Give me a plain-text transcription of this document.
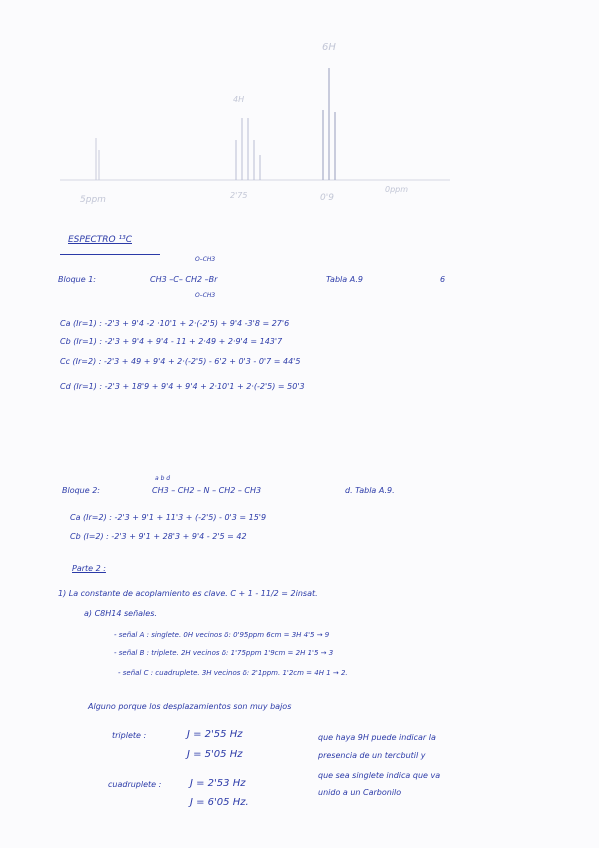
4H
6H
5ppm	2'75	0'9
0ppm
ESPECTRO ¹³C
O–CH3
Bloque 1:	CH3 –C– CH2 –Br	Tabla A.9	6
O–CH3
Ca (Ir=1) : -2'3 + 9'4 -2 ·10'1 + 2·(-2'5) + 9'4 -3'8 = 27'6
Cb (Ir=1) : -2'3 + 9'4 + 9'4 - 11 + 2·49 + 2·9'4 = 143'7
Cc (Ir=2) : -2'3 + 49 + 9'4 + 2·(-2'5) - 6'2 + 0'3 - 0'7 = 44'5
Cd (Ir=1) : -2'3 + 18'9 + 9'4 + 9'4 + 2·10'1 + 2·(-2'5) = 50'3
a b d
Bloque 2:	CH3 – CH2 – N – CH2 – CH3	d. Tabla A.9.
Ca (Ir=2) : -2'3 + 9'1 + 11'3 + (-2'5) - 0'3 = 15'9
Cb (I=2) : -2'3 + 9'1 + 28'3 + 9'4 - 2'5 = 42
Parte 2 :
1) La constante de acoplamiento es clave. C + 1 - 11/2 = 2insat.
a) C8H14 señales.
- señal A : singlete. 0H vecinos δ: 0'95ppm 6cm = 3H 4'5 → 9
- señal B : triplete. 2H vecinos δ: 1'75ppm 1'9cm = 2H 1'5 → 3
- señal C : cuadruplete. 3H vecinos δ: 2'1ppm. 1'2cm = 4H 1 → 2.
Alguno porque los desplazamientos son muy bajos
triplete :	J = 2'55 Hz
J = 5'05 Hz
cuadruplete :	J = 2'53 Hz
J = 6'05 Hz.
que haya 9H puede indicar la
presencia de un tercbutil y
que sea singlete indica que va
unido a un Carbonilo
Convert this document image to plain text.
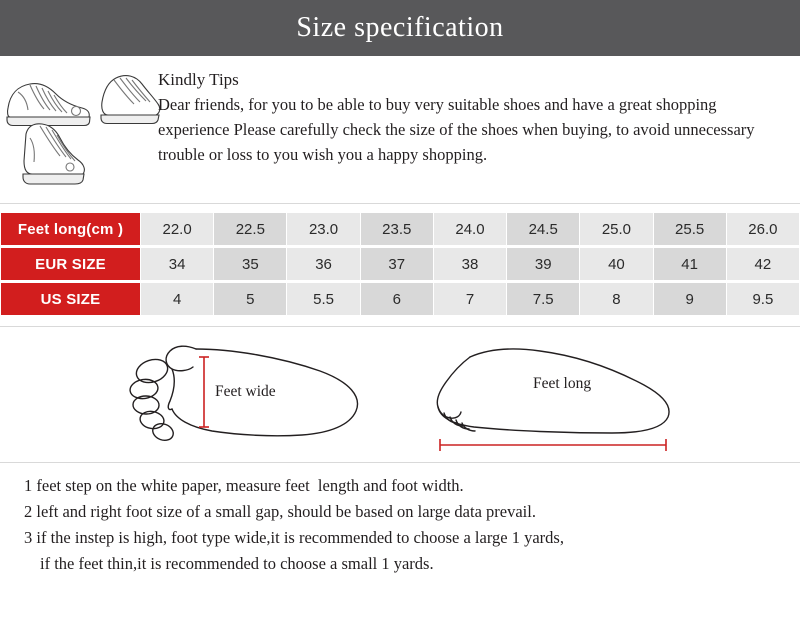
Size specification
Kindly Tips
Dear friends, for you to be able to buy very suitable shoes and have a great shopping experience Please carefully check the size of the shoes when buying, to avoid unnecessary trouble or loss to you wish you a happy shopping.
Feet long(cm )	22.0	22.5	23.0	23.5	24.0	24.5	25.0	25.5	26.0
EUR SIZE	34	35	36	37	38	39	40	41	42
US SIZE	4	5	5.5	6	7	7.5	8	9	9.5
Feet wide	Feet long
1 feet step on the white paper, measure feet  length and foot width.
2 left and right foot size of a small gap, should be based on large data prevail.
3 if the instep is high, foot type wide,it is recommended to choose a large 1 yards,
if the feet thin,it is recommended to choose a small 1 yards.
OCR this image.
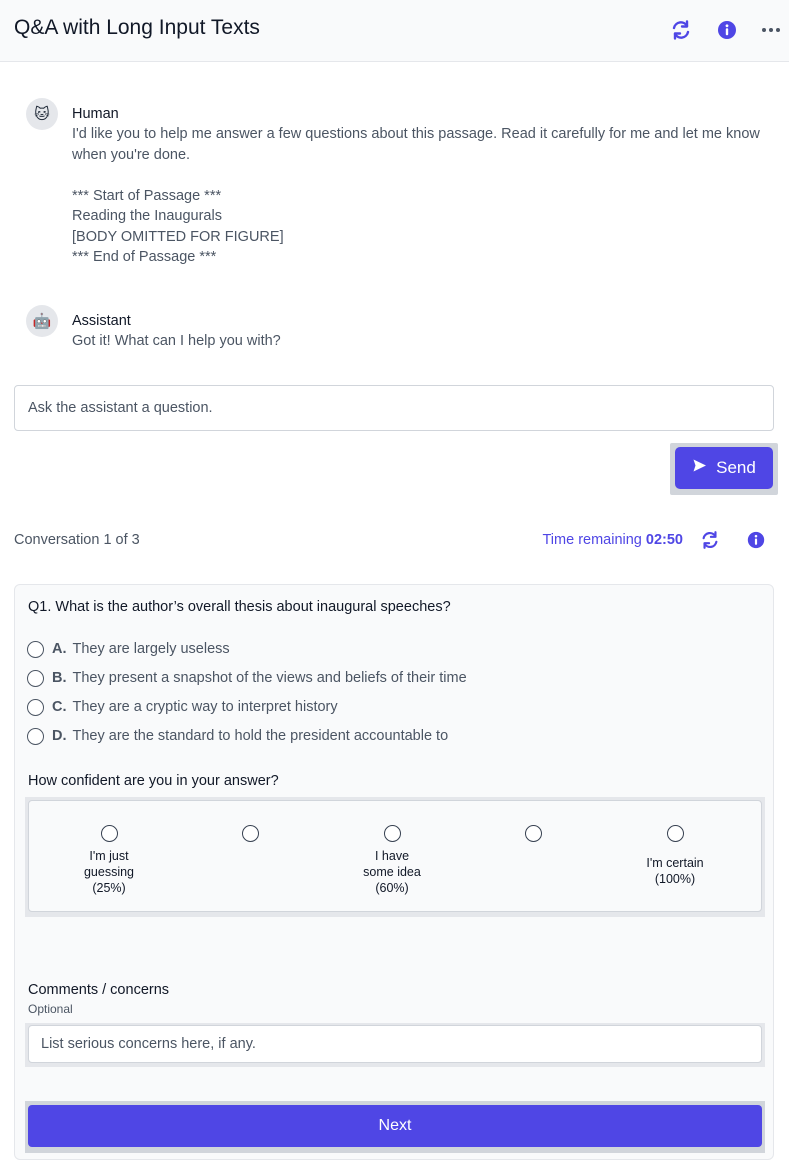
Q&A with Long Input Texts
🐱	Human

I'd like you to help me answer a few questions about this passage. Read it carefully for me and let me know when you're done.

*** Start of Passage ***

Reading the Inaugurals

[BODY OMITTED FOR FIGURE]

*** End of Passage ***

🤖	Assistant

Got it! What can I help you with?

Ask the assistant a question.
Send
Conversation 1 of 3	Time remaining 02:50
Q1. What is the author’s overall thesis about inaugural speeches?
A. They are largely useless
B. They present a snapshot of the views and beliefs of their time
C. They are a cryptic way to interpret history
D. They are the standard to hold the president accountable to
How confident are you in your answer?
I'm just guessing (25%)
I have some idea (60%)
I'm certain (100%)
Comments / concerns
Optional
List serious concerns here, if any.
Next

The exercise >>
Whichever lines contain the string "document", select and copy them.

Task response >>
Give me a plain-text transcription of this document.
Convert this document image to plain text.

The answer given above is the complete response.